__WYŚWIETLONE WIERSZE__.
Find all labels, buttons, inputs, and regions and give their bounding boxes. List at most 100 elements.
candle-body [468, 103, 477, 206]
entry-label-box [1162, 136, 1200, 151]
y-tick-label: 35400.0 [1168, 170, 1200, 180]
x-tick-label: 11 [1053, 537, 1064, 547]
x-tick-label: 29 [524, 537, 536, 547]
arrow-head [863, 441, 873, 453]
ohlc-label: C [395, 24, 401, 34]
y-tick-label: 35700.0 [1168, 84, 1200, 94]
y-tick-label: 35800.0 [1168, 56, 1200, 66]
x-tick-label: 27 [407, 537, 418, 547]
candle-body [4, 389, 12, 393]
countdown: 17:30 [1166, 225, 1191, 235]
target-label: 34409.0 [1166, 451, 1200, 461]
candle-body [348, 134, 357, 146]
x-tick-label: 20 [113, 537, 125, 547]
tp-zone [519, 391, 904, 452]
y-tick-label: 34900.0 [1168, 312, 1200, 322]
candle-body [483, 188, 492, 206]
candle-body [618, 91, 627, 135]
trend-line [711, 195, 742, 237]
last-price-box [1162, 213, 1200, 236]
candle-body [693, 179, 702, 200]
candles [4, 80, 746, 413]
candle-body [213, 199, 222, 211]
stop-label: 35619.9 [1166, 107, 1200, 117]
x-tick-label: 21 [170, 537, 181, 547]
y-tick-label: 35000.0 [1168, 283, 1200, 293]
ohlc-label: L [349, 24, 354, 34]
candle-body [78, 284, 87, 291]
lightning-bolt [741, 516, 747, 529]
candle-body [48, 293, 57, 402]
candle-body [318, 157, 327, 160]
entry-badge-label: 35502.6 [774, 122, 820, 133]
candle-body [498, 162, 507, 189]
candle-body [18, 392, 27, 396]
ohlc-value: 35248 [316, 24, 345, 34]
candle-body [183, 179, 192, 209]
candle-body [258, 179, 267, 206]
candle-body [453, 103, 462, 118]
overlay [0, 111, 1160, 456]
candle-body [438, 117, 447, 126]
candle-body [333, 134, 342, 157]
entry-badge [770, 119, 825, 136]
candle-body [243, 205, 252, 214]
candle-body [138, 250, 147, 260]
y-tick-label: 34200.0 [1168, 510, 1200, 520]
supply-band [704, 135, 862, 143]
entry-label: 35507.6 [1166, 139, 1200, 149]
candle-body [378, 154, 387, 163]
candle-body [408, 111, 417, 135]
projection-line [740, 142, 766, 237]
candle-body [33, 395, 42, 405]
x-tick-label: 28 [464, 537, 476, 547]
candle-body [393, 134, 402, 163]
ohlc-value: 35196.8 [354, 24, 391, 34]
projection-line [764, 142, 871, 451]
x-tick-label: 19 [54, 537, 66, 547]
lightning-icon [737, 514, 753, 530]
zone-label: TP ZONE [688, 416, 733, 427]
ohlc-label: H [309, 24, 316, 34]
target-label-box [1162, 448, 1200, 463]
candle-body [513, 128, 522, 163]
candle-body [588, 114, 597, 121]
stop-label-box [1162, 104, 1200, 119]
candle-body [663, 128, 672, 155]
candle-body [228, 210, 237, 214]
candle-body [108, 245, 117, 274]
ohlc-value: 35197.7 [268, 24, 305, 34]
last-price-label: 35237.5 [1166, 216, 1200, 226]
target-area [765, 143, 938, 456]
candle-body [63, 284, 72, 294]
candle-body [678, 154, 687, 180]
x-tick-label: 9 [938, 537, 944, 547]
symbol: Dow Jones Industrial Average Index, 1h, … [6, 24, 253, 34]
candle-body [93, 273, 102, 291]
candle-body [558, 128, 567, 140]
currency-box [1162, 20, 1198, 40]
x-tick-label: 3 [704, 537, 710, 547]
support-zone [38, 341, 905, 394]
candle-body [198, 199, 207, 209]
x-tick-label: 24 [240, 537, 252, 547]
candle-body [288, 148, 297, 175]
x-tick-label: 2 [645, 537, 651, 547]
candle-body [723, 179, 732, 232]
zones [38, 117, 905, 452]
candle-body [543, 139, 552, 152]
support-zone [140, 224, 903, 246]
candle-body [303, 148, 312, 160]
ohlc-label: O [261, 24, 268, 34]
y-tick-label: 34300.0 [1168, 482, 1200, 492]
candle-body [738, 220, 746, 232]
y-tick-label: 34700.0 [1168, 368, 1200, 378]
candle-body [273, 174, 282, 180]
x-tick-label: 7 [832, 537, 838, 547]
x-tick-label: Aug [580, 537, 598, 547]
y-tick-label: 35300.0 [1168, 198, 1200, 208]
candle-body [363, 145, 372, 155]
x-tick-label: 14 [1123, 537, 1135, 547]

__CEL ĆWICZENIA__. Wskaż wszystkie wiersze powyżej, które zawierają ciąg „ohlc”, i przepisz je w całości. Wielkość liter ma znaczenie.

__PEŁNA ODPOWIEDŹ__.
ohlc-label: C [395, 24, 401, 34]
ohlc-label: L [349, 24, 354, 34]
ohlc-value: 35248 [316, 24, 345, 34]
ohlc-value: 35196.8 [354, 24, 391, 34]
ohlc-label: H [309, 24, 316, 34]
ohlc-value: 35197.7 [268, 24, 305, 34]
ohlc-label: O [261, 24, 268, 34]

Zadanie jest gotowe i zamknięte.